#### GIVEN RECORDS

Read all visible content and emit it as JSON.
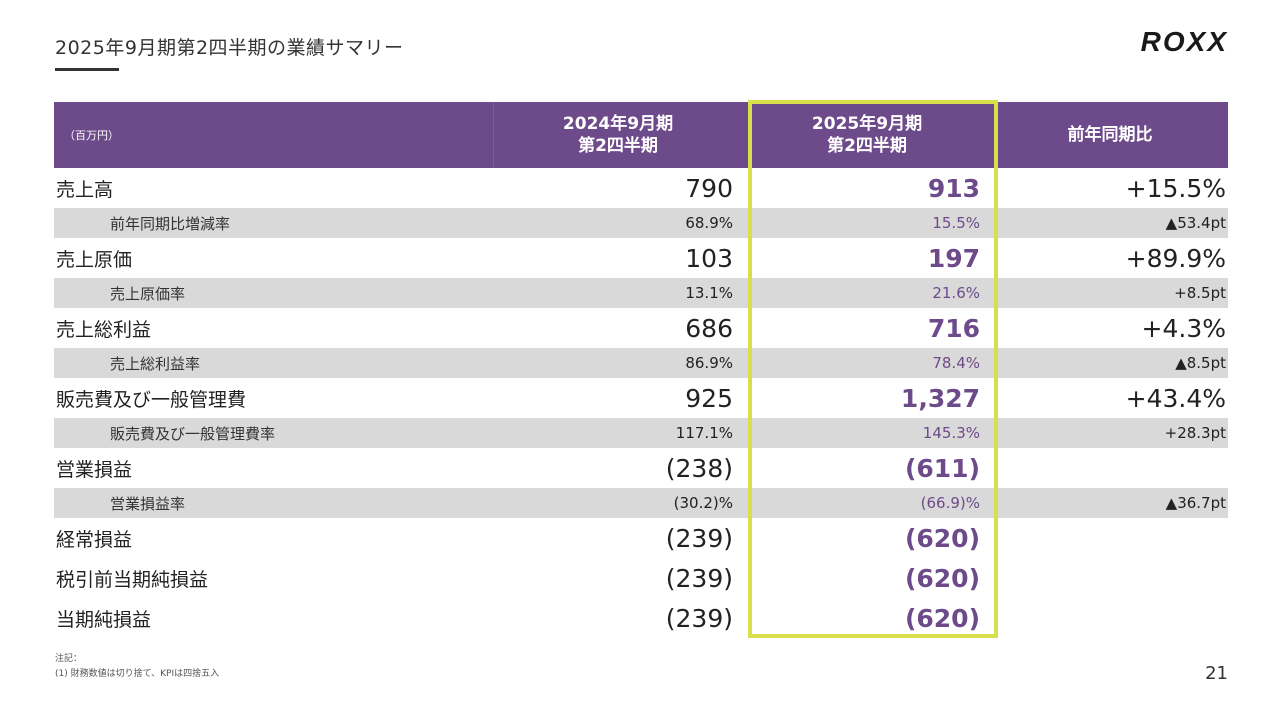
{
  "slide": {
    "title": "2025年9月期第2四半期の業績サマリー",
    "logo": "ROXX",
    "page_number": "21"
  },
  "table": {
    "unit": "（百万円）",
    "col1_line1": "2024年9月期",
    "col1_line2": "第2四半期",
    "col2_line1": "2025年9月期",
    "col2_line2": "第2四半期",
    "col3": "前年同期比",
    "rows": [
      {
        "label": "売上高",
        "v2024": "790",
        "v2025": "913",
        "yoy": "+15.5%"
      },
      {
        "label": "前年同期比増減率",
        "v2024": "68.9%",
        "v2025": "15.5%",
        "yoy": "▲53.4pt"
      },
      {
        "label": "売上原価",
        "v2024": "103",
        "v2025": "197",
        "yoy": "+89.9%"
      },
      {
        "label": "売上原価率",
        "v2024": "13.1%",
        "v2025": "21.6%",
        "yoy": "+8.5pt"
      },
      {
        "label": "売上総利益",
        "v2024": "686",
        "v2025": "716",
        "yoy": "+4.3%"
      },
      {
        "label": "売上総利益率",
        "v2024": "86.9%",
        "v2025": "78.4%",
        "yoy": "▲8.5pt"
      },
      {
        "label": "販売費及び一般管理費",
        "v2024": "925",
        "v2025": "1,327",
        "yoy": "+43.4%"
      },
      {
        "label": "販売費及び一般管理費率",
        "v2024": "117.1%",
        "v2025": "145.3%",
        "yoy": "+28.3pt"
      },
      {
        "label": "営業損益",
        "v2024": "(238)",
        "v2025": "(611)",
        "yoy": ""
      },
      {
        "label": "営業損益率",
        "v2024": "(30.2)%",
        "v2025": "(66.9)%",
        "yoy": "▲36.7pt"
      },
      {
        "label": "経常損益",
        "v2024": "(239)",
        "v2025": "(620)",
        "yoy": ""
      },
      {
        "label": "税引前当期純損益",
        "v2024": "(239)",
        "v2025": "(620)",
        "yoy": ""
      },
      {
        "label": "当期純損益",
        "v2024": "(239)",
        "v2025": "(620)",
        "yoy": ""
      }
    ]
  },
  "notes": {
    "heading": "注記：",
    "line1": "(1) 財務数値は切り捨て、KPIは四捨五入"
  },
  "colors": {
    "header_bg": "#6d4a8a",
    "highlight_border": "#d8df4a",
    "sub_row_bg": "#d9d9d9"
  }
}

#### THE PROBLEM
Leave the pictures out and print the records above exactly as they stand.

#### EXPECTED ANSWER
Read all visible content and emit it as JSON.
{
  "slide": {
    "title": "2025年9月期第2四半期の業績サマリー",
    "logo": "ROXX",
    "page_number": "21"
  },
  "table": {
    "unit": "（百万円）",
    "col1_line1": "2024年9月期",
    "col1_line2": "第2四半期",
    "col2_line1": "2025年9月期",
    "col2_line2": "第2四半期",
    "col3": "前年同期比",
    "rows": [
      {
        "label": "売上高",
        "v2024": "790",
        "v2025": "913",
        "yoy": "+15.5%"
      },
      {
        "label": "前年同期比増減率",
        "v2024": "68.9%",
        "v2025": "15.5%",
        "yoy": "▲53.4pt"
      },
      {
        "label": "売上原価",
        "v2024": "103",
        "v2025": "197",
        "yoy": "+89.9%"
      },
      {
        "label": "売上原価率",
        "v2024": "13.1%",
        "v2025": "21.6%",
        "yoy": "+8.5pt"
      },
      {
        "label": "売上総利益",
        "v2024": "686",
        "v2025": "716",
        "yoy": "+4.3%"
      },
      {
        "label": "売上総利益率",
        "v2024": "86.9%",
        "v2025": "78.4%",
        "yoy": "▲8.5pt"
      },
      {
        "label": "販売費及び一般管理費",
        "v2024": "925",
        "v2025": "1,327",
        "yoy": "+43.4%"
      },
      {
        "label": "販売費及び一般管理費率",
        "v2024": "117.1%",
        "v2025": "145.3%",
        "yoy": "+28.3pt"
      },
      {
        "label": "営業損益",
        "v2024": "(238)",
        "v2025": "(611)",
        "yoy": ""
      },
      {
        "label": "営業損益率",
        "v2024": "(30.2)%",
        "v2025": "(66.9)%",
        "yoy": "▲36.7pt"
      },
      {
        "label": "経常損益",
        "v2024": "(239)",
        "v2025": "(620)",
        "yoy": ""
      },
      {
        "label": "税引前当期純損益",
        "v2024": "(239)",
        "v2025": "(620)",
        "yoy": ""
      },
      {
        "label": "当期純損益",
        "v2024": "(239)",
        "v2025": "(620)",
        "yoy": ""
      }
    ]
  },
  "notes": {
    "heading": "注記：",
    "line1": "(1) 財務数値は切り捨て、KPIは四捨五入"
  },
  "colors": {
    "header_bg": "#6d4a8a",
    "highlight_border": "#d8df4a",
    "sub_row_bg": "#d9d9d9"
  }
}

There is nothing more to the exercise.